Directions for this task: Say the number of lines containing the string "icon", and say nothing else.

Source records:
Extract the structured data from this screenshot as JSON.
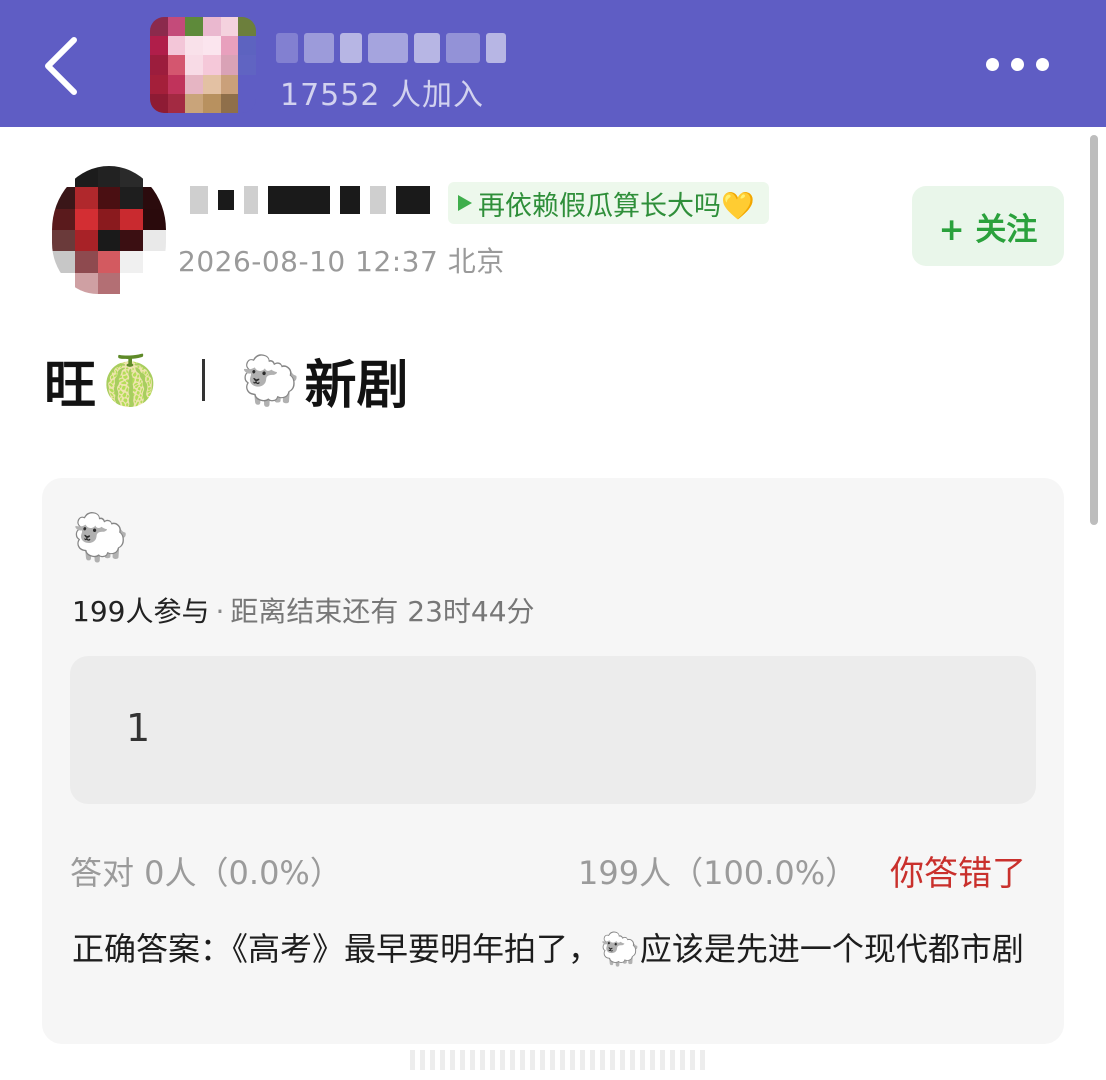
{
  "header": {
    "back_icon": "chevron-left-icon",
    "group_members": "17552 人加入",
    "more_icon": "more-horizontal-icon",
    "bar_color": "#5f5dc4"
  },
  "post": {
    "badge_text": "再依赖假瓜算长大吗💛",
    "time_location": "2026-08-10 12:37  北京",
    "follow_label": "+ 关注",
    "title_part1": "旺",
    "title_emoji1": "🍈",
    "title_emoji2": "🐑",
    "title_part2": "新剧"
  },
  "quiz": {
    "icon": "🐑",
    "participants": "199人参与",
    "separator": "·",
    "deadline": "距离结束还有 23时44分",
    "option_value": "1",
    "correct_stat": "答对  0人（0.0%）",
    "wrong_stat": "199人（100.0%）",
    "wrong_label": "你答错了",
    "answer_text": "正确答案：《高考》最早要明年拍了，🐑应该是先进一个现代都市剧"
  },
  "colors": {
    "accent_green": "#2aa13c",
    "wrong_red": "#c9302c"
  }
}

The response: 3